--- INFORMATION SHOWN ---
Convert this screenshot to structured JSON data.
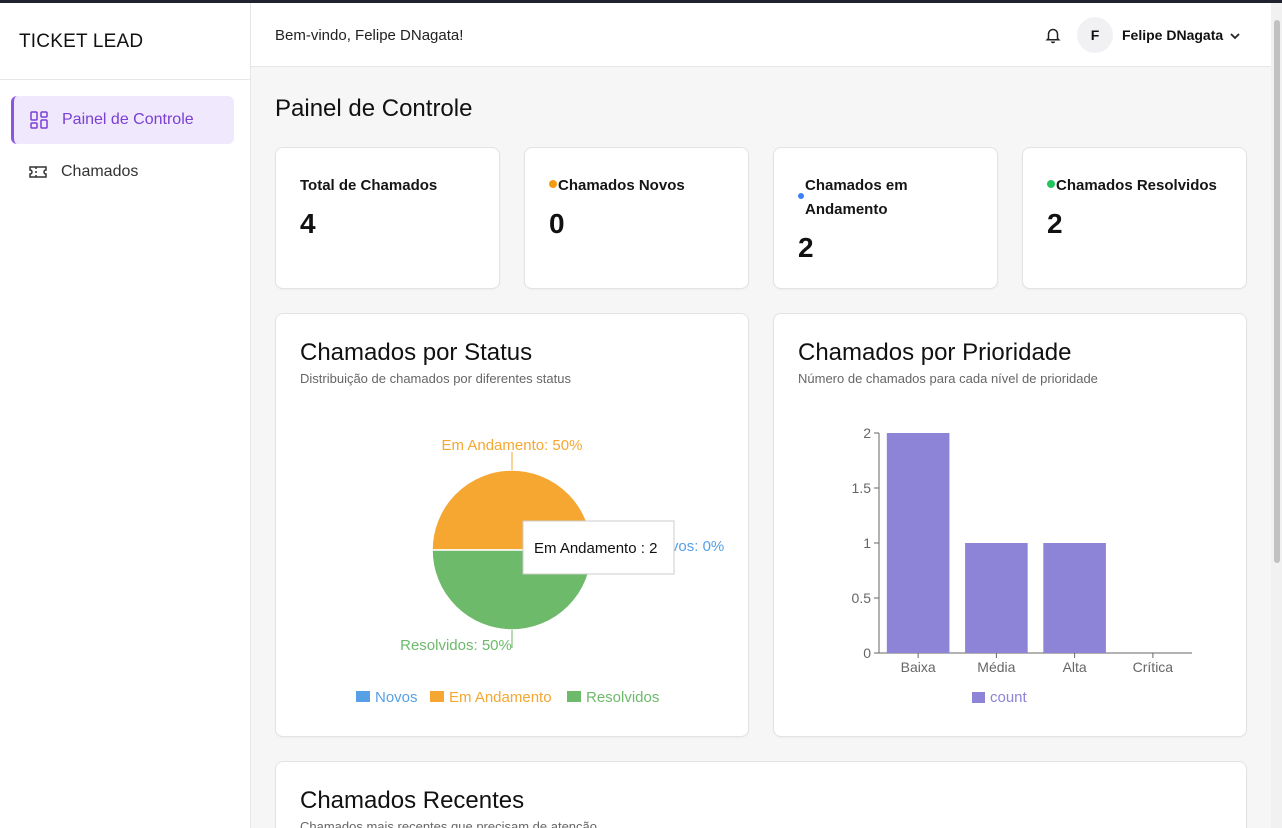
{
  "app": {
    "brand": "TICKET LEAD"
  },
  "sidebar": {
    "items": [
      {
        "label": "Painel de Controle",
        "icon": "dashboard-icon",
        "active": true
      },
      {
        "label": "Chamados",
        "icon": "ticket-icon",
        "active": false
      }
    ]
  },
  "header": {
    "welcome": "Bem-vindo, Felipe DNagata!",
    "avatar_initial": "F",
    "user_name": "Felipe DNagata",
    "notification_icon": "bell-icon",
    "menu_icon": "chevron-down-icon"
  },
  "page": {
    "title": "Painel de Controle"
  },
  "stats": [
    {
      "label": "Total de Chamados",
      "value": "4",
      "dot": null
    },
    {
      "label": "Chamados Novos",
      "value": "0",
      "dot": "#f39c12"
    },
    {
      "label": "Chamados em Andamento",
      "value": "2",
      "dot": "#3b82f6"
    },
    {
      "label": "Chamados Resolvidos",
      "value": "2",
      "dot": "#22c55e"
    }
  ],
  "status_card": {
    "title": "Chamados por Status",
    "subtitle": "Distribuição de chamados por diferentes status"
  },
  "priority_card": {
    "title": "Chamados por Prioridade",
    "subtitle": "Número de chamados para cada nível de prioridade"
  },
  "recent_card": {
    "title": "Chamados Recentes",
    "subtitle": "Chamados mais recentes que precisam de atenção"
  },
  "colors": {
    "novos": "#57a0e5",
    "em_andamento": "#f5a731",
    "resolvidos": "#6dba6a",
    "bar": "#8d84d8",
    "accent": "#7a3fd3"
  },
  "chart_data": [
    {
      "type": "pie",
      "categories": [
        "Novos",
        "Em Andamento",
        "Resolvidos"
      ],
      "values": [
        0,
        2,
        2
      ],
      "slice_labels": [
        "Novos: 0%",
        "Em Andamento: 50%",
        "Resolvidos: 50%"
      ],
      "legend": [
        "Novos",
        "Em Andamento",
        "Resolvidos"
      ],
      "legend_position": "bottom",
      "tooltip": "Em Andamento : 2"
    },
    {
      "type": "bar",
      "categories": [
        "Baixa",
        "Média",
        "Alta",
        "Crítica"
      ],
      "values": [
        2,
        1,
        1,
        0
      ],
      "series": [
        {
          "name": "count",
          "values": [
            2,
            1,
            1,
            0
          ]
        }
      ],
      "yticks": [
        "0",
        "0.5",
        "1",
        "1.5",
        "2"
      ],
      "ylim": [
        0,
        2
      ],
      "legend_position": "bottom"
    }
  ]
}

--- YOUR INSTRUCTIONS ---
Write out all the entries again, word for word, and print no images.

--- THE ANSWER ---
Convert this screenshot to structured JSON data.
{
  "app": {
    "brand": "TICKET LEAD"
  },
  "sidebar": {
    "items": [
      {
        "label": "Painel de Controle",
        "icon": "dashboard-icon",
        "active": true
      },
      {
        "label": "Chamados",
        "icon": "ticket-icon",
        "active": false
      }
    ]
  },
  "header": {
    "welcome": "Bem-vindo, Felipe DNagata!",
    "avatar_initial": "F",
    "user_name": "Felipe DNagata",
    "notification_icon": "bell-icon",
    "menu_icon": "chevron-down-icon"
  },
  "page": {
    "title": "Painel de Controle"
  },
  "stats": [
    {
      "label": "Total de Chamados",
      "value": "4",
      "dot": null
    },
    {
      "label": "Chamados Novos",
      "value": "0",
      "dot": "#f39c12"
    },
    {
      "label": "Chamados em Andamento",
      "value": "2",
      "dot": "#3b82f6"
    },
    {
      "label": "Chamados Resolvidos",
      "value": "2",
      "dot": "#22c55e"
    }
  ],
  "status_card": {
    "title": "Chamados por Status",
    "subtitle": "Distribuição de chamados por diferentes status"
  },
  "priority_card": {
    "title": "Chamados por Prioridade",
    "subtitle": "Número de chamados para cada nível de prioridade"
  },
  "recent_card": {
    "title": "Chamados Recentes",
    "subtitle": "Chamados mais recentes que precisam de atenção"
  },
  "colors": {
    "novos": "#57a0e5",
    "em_andamento": "#f5a731",
    "resolvidos": "#6dba6a",
    "bar": "#8d84d8",
    "accent": "#7a3fd3"
  },
  "chart_data": [
    {
      "type": "pie",
      "categories": [
        "Novos",
        "Em Andamento",
        "Resolvidos"
      ],
      "values": [
        0,
        2,
        2
      ],
      "slice_labels": [
        "Novos: 0%",
        "Em Andamento: 50%",
        "Resolvidos: 50%"
      ],
      "legend": [
        "Novos",
        "Em Andamento",
        "Resolvidos"
      ],
      "legend_position": "bottom",
      "tooltip": "Em Andamento : 2"
    },
    {
      "type": "bar",
      "categories": [
        "Baixa",
        "Média",
        "Alta",
        "Crítica"
      ],
      "values": [
        2,
        1,
        1,
        0
      ],
      "series": [
        {
          "name": "count",
          "values": [
            2,
            1,
            1,
            0
          ]
        }
      ],
      "yticks": [
        "0",
        "0.5",
        "1",
        "1.5",
        "2"
      ],
      "ylim": [
        0,
        2
      ],
      "legend_position": "bottom"
    }
  ]
}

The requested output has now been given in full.